- **Exercise**
Transcribe the portion of the passage on government and banking between "Your ideal world is one in which people" and "is make money.", inclusive.

- **Document passage**
Your ideal world is one in which people die on a regular basis due to preventable ailments, and the fortunate ones that survive are run roughshod over by amoral corporations that have millions of times more money than any individual.

Effectively, your ideal world is one in which companies replace government. Yes, government may be inefficient and corrupt, but I greatly prefer that to an equivalent entity that's efficient at its goals, which are the very things that in government we call corrupt. At least the government is supposed to be helping. The only thing a company is there to do is make money.

That's not a world I want to live in.

Some specific points:

Would your ideal government be in the business of issuing currency at all? I'm guessing not, and that we'd all be trading gold coins. Except that's a pain in the ass. So a bank would come along and offer to deal with your money for you, and people could trade their promissory notes. Then the bank realizes that, hey, we've got all this gold here, and not all of the people want their gold coins all at the same time; let's do something with that. So they start lending. Pretty soon, they've loaned over half of their gold coins, but things are going well, and it's all coming back in. Then a disaster occurs. Could be a huge storm, or a terrorist attack, or any number of things well outside the control of the bank, its depositors, or its borrowers. Suddenly a lot of the depositors need their gold back to pay for things related to the disaster. At the same time, the borrowers are defaulting on their loans, for the same reason that people need their coins back. All of a sudden, all of that house of cards of money that the bank "created" through lending more than it really had comes crashing down.

- **Recorded information**
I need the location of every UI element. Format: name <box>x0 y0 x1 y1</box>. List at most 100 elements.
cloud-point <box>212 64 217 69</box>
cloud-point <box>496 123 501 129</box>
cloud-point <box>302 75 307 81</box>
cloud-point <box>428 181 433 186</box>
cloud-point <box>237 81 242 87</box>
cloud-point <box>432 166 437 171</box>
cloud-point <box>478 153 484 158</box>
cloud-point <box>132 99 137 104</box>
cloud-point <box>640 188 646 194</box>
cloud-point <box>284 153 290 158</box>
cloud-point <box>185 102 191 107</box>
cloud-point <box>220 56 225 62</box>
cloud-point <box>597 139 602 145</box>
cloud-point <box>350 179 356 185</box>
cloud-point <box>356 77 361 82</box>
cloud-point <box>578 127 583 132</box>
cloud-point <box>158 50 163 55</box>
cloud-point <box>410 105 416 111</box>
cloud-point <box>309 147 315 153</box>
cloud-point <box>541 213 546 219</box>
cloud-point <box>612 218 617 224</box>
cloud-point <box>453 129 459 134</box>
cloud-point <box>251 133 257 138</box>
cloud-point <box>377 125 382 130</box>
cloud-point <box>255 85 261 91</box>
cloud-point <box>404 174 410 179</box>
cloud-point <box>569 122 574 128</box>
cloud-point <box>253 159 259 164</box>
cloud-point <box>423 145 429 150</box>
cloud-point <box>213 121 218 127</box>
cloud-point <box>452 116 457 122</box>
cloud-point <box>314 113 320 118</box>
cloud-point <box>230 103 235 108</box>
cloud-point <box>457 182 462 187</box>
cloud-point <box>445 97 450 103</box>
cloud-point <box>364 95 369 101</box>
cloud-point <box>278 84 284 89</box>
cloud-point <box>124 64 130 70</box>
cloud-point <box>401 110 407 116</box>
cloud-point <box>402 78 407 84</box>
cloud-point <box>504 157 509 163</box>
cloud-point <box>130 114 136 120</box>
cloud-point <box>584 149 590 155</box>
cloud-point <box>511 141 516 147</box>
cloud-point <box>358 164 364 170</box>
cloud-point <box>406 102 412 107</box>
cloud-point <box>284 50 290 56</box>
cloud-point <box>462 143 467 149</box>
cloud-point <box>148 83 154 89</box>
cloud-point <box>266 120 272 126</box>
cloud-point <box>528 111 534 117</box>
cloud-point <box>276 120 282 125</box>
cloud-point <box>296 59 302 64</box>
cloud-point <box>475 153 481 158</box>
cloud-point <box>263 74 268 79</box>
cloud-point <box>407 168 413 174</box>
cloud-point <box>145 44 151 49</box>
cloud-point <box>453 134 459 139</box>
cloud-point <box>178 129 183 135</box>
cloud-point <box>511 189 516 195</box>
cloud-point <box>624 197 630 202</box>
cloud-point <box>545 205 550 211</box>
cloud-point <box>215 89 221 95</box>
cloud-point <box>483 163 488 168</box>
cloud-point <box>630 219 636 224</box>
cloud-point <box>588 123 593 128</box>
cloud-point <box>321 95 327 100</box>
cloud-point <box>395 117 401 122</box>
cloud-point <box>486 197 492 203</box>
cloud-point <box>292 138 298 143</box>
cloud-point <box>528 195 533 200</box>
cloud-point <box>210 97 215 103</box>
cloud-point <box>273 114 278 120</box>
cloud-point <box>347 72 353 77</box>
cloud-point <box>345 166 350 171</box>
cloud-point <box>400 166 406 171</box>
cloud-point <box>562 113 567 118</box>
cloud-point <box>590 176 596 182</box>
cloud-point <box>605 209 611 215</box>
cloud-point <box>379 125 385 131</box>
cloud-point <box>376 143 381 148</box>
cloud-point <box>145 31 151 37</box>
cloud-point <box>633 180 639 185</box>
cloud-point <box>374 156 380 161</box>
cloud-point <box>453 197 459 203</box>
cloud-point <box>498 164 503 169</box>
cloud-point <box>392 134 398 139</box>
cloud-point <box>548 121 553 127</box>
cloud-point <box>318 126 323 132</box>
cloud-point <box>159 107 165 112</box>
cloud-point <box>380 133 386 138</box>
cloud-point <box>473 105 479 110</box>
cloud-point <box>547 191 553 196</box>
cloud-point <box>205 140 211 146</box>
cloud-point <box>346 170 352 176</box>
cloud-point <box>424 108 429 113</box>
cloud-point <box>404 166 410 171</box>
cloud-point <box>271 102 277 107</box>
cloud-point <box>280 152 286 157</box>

- **Task answer**
Your ideal world is one in which people die on a regular basis due to preventable ailments, and the fortunate ones that survive are run roughshod over by amoral corporations that have millions of times more money than any individual.

Effectively, your ideal world is one in which companies replace government. Yes, government may be inefficient and corrupt, but I greatly prefer that to an equivalent entity that's efficient at its goals, which are the very things that in government we call corrupt. At least the government is supposed to be helping. The only thing a company is there to do is make money.